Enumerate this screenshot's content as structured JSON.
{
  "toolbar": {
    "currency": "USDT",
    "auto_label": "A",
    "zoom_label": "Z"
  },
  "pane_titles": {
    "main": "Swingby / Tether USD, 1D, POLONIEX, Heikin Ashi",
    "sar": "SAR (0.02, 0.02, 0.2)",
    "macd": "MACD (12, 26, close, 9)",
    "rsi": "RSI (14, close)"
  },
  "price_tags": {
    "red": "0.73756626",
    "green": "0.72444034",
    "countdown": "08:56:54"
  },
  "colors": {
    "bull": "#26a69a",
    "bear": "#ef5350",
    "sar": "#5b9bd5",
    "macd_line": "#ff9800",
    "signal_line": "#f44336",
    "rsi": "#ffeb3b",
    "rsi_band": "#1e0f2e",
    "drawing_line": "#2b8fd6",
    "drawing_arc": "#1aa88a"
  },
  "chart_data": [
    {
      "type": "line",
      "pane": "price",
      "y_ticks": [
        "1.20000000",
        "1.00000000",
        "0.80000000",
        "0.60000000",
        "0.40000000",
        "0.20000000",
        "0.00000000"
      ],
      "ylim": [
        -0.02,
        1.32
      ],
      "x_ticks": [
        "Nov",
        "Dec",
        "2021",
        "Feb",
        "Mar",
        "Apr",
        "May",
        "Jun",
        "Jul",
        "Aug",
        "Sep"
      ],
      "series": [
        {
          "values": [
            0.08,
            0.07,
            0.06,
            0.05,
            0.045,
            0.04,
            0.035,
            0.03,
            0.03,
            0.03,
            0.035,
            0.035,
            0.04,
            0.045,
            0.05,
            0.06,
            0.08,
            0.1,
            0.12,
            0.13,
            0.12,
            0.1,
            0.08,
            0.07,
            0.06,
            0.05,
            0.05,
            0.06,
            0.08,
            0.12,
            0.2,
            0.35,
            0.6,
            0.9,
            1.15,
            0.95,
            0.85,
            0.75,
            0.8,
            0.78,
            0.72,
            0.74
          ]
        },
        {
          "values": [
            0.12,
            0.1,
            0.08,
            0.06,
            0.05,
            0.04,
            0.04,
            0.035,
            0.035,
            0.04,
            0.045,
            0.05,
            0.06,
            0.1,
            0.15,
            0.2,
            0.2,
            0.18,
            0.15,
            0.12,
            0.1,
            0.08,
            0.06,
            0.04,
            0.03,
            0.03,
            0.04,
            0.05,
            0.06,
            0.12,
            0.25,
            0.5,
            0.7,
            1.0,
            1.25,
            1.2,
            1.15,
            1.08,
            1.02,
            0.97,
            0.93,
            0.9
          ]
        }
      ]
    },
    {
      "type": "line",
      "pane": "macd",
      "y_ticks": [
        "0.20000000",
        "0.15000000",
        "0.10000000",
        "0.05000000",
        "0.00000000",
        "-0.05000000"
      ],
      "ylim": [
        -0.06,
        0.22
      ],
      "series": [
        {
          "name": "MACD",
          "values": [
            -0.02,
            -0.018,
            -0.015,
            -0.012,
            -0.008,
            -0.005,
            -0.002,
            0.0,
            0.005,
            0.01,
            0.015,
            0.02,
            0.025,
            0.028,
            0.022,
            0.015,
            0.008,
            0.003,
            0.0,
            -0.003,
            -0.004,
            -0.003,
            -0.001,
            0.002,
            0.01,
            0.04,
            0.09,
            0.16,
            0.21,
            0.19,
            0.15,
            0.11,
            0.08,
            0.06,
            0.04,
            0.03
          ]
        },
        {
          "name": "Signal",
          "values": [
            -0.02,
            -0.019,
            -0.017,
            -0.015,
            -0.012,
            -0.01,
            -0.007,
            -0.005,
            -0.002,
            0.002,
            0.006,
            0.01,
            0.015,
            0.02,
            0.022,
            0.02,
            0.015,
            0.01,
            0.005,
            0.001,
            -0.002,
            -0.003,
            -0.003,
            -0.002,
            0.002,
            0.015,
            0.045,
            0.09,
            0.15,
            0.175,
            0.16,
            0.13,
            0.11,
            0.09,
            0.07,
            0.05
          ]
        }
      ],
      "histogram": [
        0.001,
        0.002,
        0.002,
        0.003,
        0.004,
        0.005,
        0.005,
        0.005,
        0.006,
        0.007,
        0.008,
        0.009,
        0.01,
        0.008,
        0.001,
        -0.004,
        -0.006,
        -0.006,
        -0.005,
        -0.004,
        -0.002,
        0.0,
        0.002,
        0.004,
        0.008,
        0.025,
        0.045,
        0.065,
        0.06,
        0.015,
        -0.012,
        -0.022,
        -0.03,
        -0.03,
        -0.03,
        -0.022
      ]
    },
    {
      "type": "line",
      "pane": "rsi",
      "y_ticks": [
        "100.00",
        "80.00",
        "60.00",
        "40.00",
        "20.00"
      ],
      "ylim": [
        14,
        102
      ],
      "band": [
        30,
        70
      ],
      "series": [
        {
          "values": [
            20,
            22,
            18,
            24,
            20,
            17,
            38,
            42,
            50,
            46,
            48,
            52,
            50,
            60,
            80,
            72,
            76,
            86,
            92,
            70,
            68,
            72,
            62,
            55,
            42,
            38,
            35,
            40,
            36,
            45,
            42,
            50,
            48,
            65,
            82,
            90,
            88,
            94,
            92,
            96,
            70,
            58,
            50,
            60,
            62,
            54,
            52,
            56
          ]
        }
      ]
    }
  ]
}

☆ ☆ ☆ ☆

What this task involves: Would you restate each of the entries word for word?

Task solution:
Enumerate this screenshot's content as structured JSON.
{
  "toolbar": {
    "currency": "USDT",
    "auto_label": "A",
    "zoom_label": "Z"
  },
  "pane_titles": {
    "main": "Swingby / Tether USD, 1D, POLONIEX, Heikin Ashi",
    "sar": "SAR (0.02, 0.02, 0.2)",
    "macd": "MACD (12, 26, close, 9)",
    "rsi": "RSI (14, close)"
  },
  "price_tags": {
    "red": "0.73756626",
    "green": "0.72444034",
    "countdown": "08:56:54"
  },
  "colors": {
    "bull": "#26a69a",
    "bear": "#ef5350",
    "sar": "#5b9bd5",
    "macd_line": "#ff9800",
    "signal_line": "#f44336",
    "rsi": "#ffeb3b",
    "rsi_band": "#1e0f2e",
    "drawing_line": "#2b8fd6",
    "drawing_arc": "#1aa88a"
  },
  "chart_data": [
    {
      "type": "line",
      "pane": "price",
      "y_ticks": [
        "1.20000000",
        "1.00000000",
        "0.80000000",
        "0.60000000",
        "0.40000000",
        "0.20000000",
        "0.00000000"
      ],
      "ylim": [
        -0.02,
        1.32
      ],
      "x_ticks": [
        "Nov",
        "Dec",
        "2021",
        "Feb",
        "Mar",
        "Apr",
        "May",
        "Jun",
        "Jul",
        "Aug",
        "Sep"
      ],
      "series": [
        {
          "values": [
            0.08,
            0.07,
            0.06,
            0.05,
            0.045,
            0.04,
            0.035,
            0.03,
            0.03,
            0.03,
            0.035,
            0.035,
            0.04,
            0.045,
            0.05,
            0.06,
            0.08,
            0.1,
            0.12,
            0.13,
            0.12,
            0.1,
            0.08,
            0.07,
            0.06,
            0.05,
            0.05,
            0.06,
            0.08,
            0.12,
            0.2,
            0.35,
            0.6,
            0.9,
            1.15,
            0.95,
            0.85,
            0.75,
            0.8,
            0.78,
            0.72,
            0.74
          ]
        },
        {
          "values": [
            0.12,
            0.1,
            0.08,
            0.06,
            0.05,
            0.04,
            0.04,
            0.035,
            0.035,
            0.04,
            0.045,
            0.05,
            0.06,
            0.1,
            0.15,
            0.2,
            0.2,
            0.18,
            0.15,
            0.12,
            0.1,
            0.08,
            0.06,
            0.04,
            0.03,
            0.03,
            0.04,
            0.05,
            0.06,
            0.12,
            0.25,
            0.5,
            0.7,
            1.0,
            1.25,
            1.2,
            1.15,
            1.08,
            1.02,
            0.97,
            0.93,
            0.9
          ]
        }
      ]
    },
    {
      "type": "line",
      "pane": "macd",
      "y_ticks": [
        "0.20000000",
        "0.15000000",
        "0.10000000",
        "0.05000000",
        "0.00000000",
        "-0.05000000"
      ],
      "ylim": [
        -0.06,
        0.22
      ],
      "series": [
        {
          "name": "MACD",
          "values": [
            -0.02,
            -0.018,
            -0.015,
            -0.012,
            -0.008,
            -0.005,
            -0.002,
            0.0,
            0.005,
            0.01,
            0.015,
            0.02,
            0.025,
            0.028,
            0.022,
            0.015,
            0.008,
            0.003,
            0.0,
            -0.003,
            -0.004,
            -0.003,
            -0.001,
            0.002,
            0.01,
            0.04,
            0.09,
            0.16,
            0.21,
            0.19,
            0.15,
            0.11,
            0.08,
            0.06,
            0.04,
            0.03
          ]
        },
        {
          "name": "Signal",
          "values": [
            -0.02,
            -0.019,
            -0.017,
            -0.015,
            -0.012,
            -0.01,
            -0.007,
            -0.005,
            -0.002,
            0.002,
            0.006,
            0.01,
            0.015,
            0.02,
            0.022,
            0.02,
            0.015,
            0.01,
            0.005,
            0.001,
            -0.002,
            -0.003,
            -0.003,
            -0.002,
            0.002,
            0.015,
            0.045,
            0.09,
            0.15,
            0.175,
            0.16,
            0.13,
            0.11,
            0.09,
            0.07,
            0.05
          ]
        }
      ],
      "histogram": [
        0.001,
        0.002,
        0.002,
        0.003,
        0.004,
        0.005,
        0.005,
        0.005,
        0.006,
        0.007,
        0.008,
        0.009,
        0.01,
        0.008,
        0.001,
        -0.004,
        -0.006,
        -0.006,
        -0.005,
        -0.004,
        -0.002,
        0.0,
        0.002,
        0.004,
        0.008,
        0.025,
        0.045,
        0.065,
        0.06,
        0.015,
        -0.012,
        -0.022,
        -0.03,
        -0.03,
        -0.03,
        -0.022
      ]
    },
    {
      "type": "line",
      "pane": "rsi",
      "y_ticks": [
        "100.00",
        "80.00",
        "60.00",
        "40.00",
        "20.00"
      ],
      "ylim": [
        14,
        102
      ],
      "band": [
        30,
        70
      ],
      "series": [
        {
          "values": [
            20,
            22,
            18,
            24,
            20,
            17,
            38,
            42,
            50,
            46,
            48,
            52,
            50,
            60,
            80,
            72,
            76,
            86,
            92,
            70,
            68,
            72,
            62,
            55,
            42,
            38,
            35,
            40,
            36,
            45,
            42,
            50,
            48,
            65,
            82,
            90,
            88,
            94,
            92,
            96,
            70,
            58,
            50,
            60,
            62,
            54,
            52,
            56
          ]
        }
      ]
    }
  ]
}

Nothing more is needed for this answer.